═══ ENTRIES SHOWN ═══

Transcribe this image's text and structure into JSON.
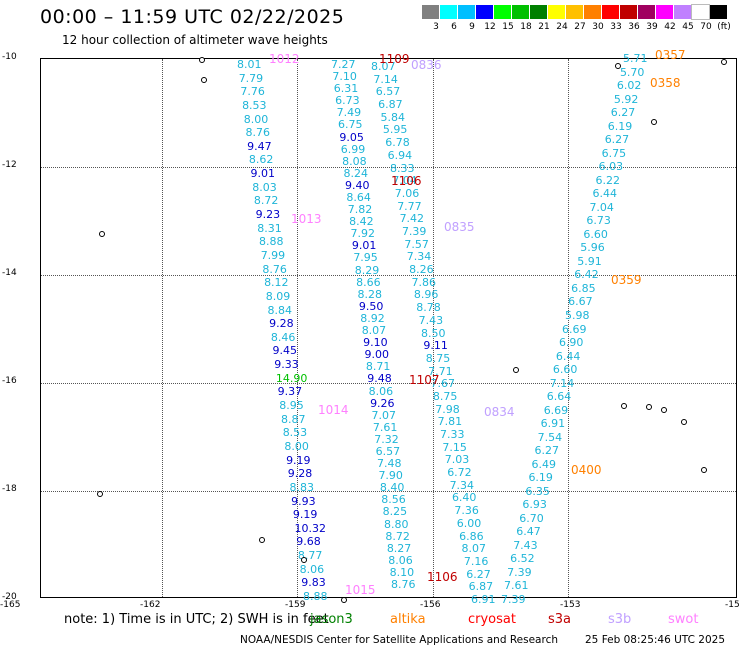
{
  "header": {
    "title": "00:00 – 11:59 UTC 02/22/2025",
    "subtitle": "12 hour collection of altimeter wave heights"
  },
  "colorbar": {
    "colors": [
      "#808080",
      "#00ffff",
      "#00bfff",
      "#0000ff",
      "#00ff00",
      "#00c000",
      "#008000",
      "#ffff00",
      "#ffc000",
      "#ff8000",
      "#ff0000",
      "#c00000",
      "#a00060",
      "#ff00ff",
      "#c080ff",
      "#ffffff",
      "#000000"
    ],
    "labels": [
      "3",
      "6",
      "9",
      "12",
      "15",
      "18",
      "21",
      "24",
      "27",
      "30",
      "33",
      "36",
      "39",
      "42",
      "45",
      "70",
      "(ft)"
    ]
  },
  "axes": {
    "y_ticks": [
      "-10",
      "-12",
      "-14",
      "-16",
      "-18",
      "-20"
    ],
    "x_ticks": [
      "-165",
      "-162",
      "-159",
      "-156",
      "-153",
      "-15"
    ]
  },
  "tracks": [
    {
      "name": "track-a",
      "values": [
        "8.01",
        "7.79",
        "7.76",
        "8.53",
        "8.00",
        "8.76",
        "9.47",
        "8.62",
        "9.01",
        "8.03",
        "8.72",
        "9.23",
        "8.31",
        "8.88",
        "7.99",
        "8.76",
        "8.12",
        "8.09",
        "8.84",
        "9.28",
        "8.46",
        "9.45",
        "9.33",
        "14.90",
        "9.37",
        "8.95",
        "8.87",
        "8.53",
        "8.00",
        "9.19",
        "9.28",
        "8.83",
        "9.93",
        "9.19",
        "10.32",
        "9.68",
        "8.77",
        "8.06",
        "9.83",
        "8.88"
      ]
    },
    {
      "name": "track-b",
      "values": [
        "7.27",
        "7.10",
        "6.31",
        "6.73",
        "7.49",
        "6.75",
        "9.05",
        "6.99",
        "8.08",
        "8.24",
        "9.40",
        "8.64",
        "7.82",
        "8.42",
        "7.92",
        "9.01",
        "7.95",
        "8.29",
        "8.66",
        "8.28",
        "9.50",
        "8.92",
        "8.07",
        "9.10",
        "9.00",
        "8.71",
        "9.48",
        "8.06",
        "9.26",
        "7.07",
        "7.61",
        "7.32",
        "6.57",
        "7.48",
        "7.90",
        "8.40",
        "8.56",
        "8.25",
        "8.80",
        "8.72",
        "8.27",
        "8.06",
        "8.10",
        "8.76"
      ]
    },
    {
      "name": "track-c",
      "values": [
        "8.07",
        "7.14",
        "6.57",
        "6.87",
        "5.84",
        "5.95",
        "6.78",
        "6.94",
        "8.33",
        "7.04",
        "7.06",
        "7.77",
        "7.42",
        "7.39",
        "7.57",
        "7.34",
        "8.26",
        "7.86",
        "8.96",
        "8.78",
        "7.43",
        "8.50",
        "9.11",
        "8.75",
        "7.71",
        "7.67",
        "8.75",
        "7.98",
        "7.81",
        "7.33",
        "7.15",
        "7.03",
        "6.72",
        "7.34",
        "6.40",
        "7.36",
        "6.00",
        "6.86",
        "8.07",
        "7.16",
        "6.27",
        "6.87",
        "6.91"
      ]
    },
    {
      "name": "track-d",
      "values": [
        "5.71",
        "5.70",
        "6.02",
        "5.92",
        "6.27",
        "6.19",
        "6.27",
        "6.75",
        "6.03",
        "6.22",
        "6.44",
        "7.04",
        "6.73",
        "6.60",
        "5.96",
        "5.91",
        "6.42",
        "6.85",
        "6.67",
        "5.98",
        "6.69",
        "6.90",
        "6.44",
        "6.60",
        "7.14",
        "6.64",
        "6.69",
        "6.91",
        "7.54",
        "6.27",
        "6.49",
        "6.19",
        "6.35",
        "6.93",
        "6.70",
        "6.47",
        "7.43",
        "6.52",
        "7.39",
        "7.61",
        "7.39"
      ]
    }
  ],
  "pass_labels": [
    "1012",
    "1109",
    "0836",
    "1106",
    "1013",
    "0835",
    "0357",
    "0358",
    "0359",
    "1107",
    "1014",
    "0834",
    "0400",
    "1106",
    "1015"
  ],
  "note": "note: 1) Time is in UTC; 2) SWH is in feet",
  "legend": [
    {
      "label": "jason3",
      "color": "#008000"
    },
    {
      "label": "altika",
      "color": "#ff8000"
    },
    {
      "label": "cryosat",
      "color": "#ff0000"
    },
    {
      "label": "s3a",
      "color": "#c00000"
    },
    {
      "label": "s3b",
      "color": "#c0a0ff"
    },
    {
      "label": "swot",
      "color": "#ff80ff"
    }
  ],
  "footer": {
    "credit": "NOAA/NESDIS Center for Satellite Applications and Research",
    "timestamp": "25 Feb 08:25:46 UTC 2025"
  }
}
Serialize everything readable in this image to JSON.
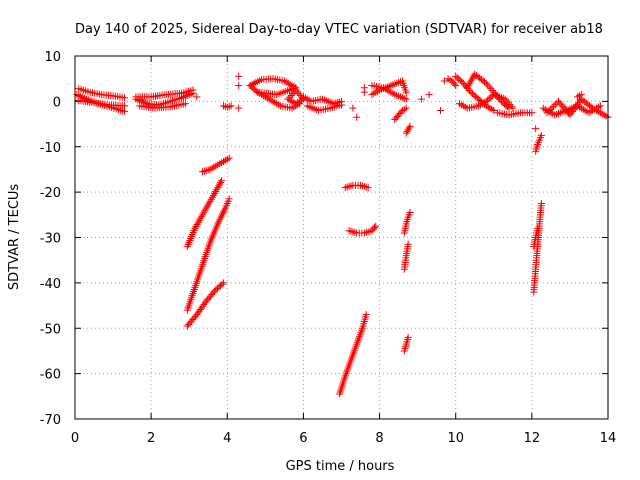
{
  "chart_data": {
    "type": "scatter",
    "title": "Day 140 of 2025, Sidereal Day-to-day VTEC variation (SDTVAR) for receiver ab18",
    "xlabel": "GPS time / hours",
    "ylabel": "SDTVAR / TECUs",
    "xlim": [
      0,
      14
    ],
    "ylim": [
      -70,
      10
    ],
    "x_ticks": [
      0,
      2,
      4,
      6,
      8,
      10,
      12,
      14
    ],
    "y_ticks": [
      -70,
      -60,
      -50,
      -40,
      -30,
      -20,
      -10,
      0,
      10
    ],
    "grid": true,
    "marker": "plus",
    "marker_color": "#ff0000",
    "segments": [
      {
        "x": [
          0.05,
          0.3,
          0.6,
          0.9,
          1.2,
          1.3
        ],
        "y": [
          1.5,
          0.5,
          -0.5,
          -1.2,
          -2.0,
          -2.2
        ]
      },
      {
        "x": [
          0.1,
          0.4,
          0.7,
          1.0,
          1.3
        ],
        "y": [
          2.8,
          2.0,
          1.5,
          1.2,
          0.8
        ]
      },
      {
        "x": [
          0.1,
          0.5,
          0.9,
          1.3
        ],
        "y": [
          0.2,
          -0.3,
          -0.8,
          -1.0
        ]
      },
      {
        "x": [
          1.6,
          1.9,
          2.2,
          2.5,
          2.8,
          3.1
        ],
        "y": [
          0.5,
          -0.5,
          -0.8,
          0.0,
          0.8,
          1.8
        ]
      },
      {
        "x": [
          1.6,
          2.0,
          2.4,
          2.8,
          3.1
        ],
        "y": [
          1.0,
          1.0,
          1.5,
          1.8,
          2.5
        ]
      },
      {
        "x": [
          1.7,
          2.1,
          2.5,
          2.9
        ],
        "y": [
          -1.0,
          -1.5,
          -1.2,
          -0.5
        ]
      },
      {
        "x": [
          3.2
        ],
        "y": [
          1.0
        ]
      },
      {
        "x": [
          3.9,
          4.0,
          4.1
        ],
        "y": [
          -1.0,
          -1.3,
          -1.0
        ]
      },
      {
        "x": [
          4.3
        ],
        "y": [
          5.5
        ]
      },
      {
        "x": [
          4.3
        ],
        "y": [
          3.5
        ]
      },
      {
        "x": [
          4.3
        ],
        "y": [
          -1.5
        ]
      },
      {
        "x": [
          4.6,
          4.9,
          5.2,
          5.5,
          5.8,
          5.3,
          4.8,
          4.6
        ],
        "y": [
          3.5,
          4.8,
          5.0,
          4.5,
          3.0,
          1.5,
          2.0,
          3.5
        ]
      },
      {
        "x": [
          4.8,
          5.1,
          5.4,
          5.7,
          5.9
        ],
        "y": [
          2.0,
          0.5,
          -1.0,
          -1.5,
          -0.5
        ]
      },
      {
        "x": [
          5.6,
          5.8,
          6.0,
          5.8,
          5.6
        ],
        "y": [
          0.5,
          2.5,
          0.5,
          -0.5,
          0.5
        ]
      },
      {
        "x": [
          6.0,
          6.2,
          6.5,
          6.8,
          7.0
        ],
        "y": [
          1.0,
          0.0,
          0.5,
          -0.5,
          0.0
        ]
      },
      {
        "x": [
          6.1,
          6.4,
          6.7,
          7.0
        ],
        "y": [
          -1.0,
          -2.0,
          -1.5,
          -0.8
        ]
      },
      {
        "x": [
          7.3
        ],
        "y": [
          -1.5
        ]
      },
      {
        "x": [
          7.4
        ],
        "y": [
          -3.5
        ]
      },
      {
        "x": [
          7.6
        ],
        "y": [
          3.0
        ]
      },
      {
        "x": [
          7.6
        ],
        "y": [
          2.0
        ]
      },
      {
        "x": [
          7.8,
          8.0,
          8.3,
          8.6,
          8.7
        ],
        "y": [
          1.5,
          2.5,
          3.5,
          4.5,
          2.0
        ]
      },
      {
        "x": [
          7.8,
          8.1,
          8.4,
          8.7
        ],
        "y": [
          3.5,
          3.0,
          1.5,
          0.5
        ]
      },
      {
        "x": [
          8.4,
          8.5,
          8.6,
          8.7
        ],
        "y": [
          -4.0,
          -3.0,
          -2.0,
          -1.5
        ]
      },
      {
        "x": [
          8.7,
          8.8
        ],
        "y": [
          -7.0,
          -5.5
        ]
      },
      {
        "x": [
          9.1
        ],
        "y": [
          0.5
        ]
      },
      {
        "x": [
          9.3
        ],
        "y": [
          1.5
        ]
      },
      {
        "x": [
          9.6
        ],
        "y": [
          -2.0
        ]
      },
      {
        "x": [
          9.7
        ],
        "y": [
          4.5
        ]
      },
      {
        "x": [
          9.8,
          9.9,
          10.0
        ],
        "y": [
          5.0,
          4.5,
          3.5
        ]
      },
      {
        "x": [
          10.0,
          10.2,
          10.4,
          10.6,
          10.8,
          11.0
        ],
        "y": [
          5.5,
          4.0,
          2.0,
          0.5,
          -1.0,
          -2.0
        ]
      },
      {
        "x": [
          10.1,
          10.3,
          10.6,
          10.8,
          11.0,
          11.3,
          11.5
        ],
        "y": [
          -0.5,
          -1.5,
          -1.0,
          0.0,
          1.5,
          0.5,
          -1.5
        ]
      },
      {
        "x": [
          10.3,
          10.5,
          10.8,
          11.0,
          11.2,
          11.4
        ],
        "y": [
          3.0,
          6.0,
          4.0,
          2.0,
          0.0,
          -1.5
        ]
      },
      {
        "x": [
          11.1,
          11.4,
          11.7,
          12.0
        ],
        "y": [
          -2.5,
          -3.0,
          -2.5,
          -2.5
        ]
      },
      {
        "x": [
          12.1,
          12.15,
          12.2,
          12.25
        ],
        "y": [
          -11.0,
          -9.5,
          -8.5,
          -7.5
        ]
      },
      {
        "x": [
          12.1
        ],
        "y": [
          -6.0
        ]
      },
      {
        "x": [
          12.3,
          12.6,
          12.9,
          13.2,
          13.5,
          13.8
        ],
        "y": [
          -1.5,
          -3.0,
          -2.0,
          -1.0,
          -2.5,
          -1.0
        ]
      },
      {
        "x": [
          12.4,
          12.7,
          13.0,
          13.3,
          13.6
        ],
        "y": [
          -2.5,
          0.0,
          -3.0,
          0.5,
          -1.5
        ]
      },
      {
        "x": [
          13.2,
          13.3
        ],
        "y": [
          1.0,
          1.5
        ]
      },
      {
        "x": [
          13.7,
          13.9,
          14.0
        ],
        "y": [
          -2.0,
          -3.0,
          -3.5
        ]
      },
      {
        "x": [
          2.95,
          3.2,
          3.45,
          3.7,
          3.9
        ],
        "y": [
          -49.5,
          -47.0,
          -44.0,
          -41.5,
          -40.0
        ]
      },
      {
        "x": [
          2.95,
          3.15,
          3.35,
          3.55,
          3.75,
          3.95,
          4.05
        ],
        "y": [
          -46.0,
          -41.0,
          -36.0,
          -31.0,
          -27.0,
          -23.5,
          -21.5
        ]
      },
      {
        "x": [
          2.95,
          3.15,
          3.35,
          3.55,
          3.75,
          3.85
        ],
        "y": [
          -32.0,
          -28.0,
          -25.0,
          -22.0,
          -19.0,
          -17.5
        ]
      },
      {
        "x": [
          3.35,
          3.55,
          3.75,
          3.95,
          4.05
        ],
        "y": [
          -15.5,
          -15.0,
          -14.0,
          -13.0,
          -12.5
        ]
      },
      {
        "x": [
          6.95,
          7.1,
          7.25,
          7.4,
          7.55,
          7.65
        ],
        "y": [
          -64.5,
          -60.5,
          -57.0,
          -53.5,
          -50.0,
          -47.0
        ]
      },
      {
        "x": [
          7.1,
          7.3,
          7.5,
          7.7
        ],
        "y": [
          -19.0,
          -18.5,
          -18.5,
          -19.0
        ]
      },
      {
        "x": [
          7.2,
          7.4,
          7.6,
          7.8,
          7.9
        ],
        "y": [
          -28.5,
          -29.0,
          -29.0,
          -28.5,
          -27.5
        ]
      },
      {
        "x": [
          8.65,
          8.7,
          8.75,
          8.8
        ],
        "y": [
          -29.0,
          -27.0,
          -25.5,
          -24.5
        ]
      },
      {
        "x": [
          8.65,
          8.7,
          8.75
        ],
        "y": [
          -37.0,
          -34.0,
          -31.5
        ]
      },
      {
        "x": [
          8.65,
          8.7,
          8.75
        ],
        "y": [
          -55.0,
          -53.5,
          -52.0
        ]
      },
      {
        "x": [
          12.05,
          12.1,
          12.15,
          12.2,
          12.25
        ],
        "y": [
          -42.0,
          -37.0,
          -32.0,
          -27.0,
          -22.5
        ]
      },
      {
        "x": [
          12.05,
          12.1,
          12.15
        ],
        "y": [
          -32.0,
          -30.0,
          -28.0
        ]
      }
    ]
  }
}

═══

* **SHORT EXERCISE**
Which lines hold the string "JSON"? List them all.

* **OUTPUT BELOW**
Transcribe this image's text and structure into JSON.
Serialize everything readable in this image to JSON.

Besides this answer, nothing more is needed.